◆ Task:
Can you quote the records below in full, word for word?

◆ Dataset rows:

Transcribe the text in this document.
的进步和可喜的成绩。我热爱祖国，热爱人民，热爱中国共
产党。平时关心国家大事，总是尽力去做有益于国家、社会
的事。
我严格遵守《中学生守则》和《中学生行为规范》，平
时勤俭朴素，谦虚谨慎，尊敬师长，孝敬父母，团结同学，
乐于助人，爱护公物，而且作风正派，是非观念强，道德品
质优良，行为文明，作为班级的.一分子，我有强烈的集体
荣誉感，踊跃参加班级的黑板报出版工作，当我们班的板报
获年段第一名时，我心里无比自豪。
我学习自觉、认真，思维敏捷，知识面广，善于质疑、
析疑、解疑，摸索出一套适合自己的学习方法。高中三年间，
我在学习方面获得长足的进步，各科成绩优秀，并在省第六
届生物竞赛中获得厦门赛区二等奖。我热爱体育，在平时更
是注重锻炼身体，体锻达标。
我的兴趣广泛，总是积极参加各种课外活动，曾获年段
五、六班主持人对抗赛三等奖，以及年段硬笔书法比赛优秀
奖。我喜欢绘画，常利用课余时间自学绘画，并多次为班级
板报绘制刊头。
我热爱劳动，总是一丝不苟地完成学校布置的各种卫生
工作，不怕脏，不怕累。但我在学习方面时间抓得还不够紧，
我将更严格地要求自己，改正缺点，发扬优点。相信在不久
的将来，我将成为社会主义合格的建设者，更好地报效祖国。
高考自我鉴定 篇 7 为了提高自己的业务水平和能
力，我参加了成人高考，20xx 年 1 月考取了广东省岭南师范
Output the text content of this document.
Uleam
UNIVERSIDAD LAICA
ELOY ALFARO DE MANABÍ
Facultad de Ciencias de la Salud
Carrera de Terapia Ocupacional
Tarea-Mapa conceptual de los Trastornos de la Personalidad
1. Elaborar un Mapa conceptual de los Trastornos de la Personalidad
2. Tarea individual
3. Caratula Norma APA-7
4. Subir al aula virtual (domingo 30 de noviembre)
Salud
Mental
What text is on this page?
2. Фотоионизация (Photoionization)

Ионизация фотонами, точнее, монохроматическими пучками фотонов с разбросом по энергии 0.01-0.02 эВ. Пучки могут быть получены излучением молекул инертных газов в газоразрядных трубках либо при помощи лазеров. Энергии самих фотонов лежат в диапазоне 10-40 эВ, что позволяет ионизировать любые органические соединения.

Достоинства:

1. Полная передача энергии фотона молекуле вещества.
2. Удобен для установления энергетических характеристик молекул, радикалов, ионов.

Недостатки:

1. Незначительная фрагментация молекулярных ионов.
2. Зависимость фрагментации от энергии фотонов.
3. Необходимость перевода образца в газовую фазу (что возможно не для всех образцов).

◆ Exercise answer:
Transcribe the text in this document.
的进步和可喜的成绩。我热爱祖国，热爱人民，热爱中国共
产党。平时关心国家大事，总是尽力去做有益于国家、社会
的事。
我严格遵守《中学生守则》和《中学生行为规范》，平
时勤俭朴素，谦虚谨慎，尊敬师长，孝敬父母，团结同学，
乐于助人，爱护公物，而且作风正派，是非观念强，道德品
质优良，行为文明，作为班级的.一分子，我有强烈的集体
荣誉感，踊跃参加班级的黑板报出版工作，当我们班的板报
获年段第一名时，我心里无比自豪。
我学习自觉、认真，思维敏捷，知识面广，善于质疑、
析疑、解疑，摸索出一套适合自己的学习方法。高中三年间，
我在学习方面获得长足的进步，各科成绩优秀，并在省第六
届生物竞赛中获得厦门赛区二等奖。我热爱体育，在平时更
是注重锻炼身体，体锻达标。
我的兴趣广泛，总是积极参加各种课外活动，曾获年段
五、六班主持人对抗赛三等奖，以及年段硬笔书法比赛优秀
奖。我喜欢绘画，常利用课余时间自学绘画，并多次为班级
板报绘制刊头。
我热爱劳动，总是一丝不苟地完成学校布置的各种卫生
工作，不怕脏，不怕累。但我在学习方面时间抓得还不够紧，
我将更严格地要求自己，改正缺点，发扬优点。相信在不久
的将来，我将成为社会主义合格的建设者，更好地报效祖国。
高考自我鉴定 篇 7 为了提高自己的业务水平和能
力，我参加了成人高考，20xx 年 1 月考取了广东省岭南师范
Output the text content of this document.
Uleam
UNIVERSIDAD LAICA
ELOY ALFARO DE MANABÍ
Facultad de Ciencias de la Salud
Carrera de Terapia Ocupacional
Tarea-Mapa conceptual de los Trastornos de la Personalidad
1. Elaborar un Mapa conceptual de los Trastornos de la Personalidad
2. Tarea individual
3. Caratula Norma APA-7
4. Subir al aula virtual (domingo 30 de noviembre)
Salud
Mental
What text is on this page?
2. Фотоионизация (Photoionization)

Ионизация фотонами, точнее, монохроматическими пучками фотонов с разбросом по энергии 0.01-0.02 эВ. Пучки могут быть получены излучением молекул инертных газов в газоразрядных трубках либо при помощи лазеров. Энергии самих фотонов лежат в диапазоне 10-40 эВ, что позволяет ионизировать любые органические соединения.

Достоинства:

1. Полная передача энергии фотона молекуле вещества.
2. Удобен для установления энергетических характеристик молекул, радикалов, ионов.

Недостатки:

1. Незначительная фрагментация молекулярных ионов.
2. Зависимость фрагментации от энергии фотонов.
3. Необходимость перевода образца в газовую фазу (что возможно не для всех образцов).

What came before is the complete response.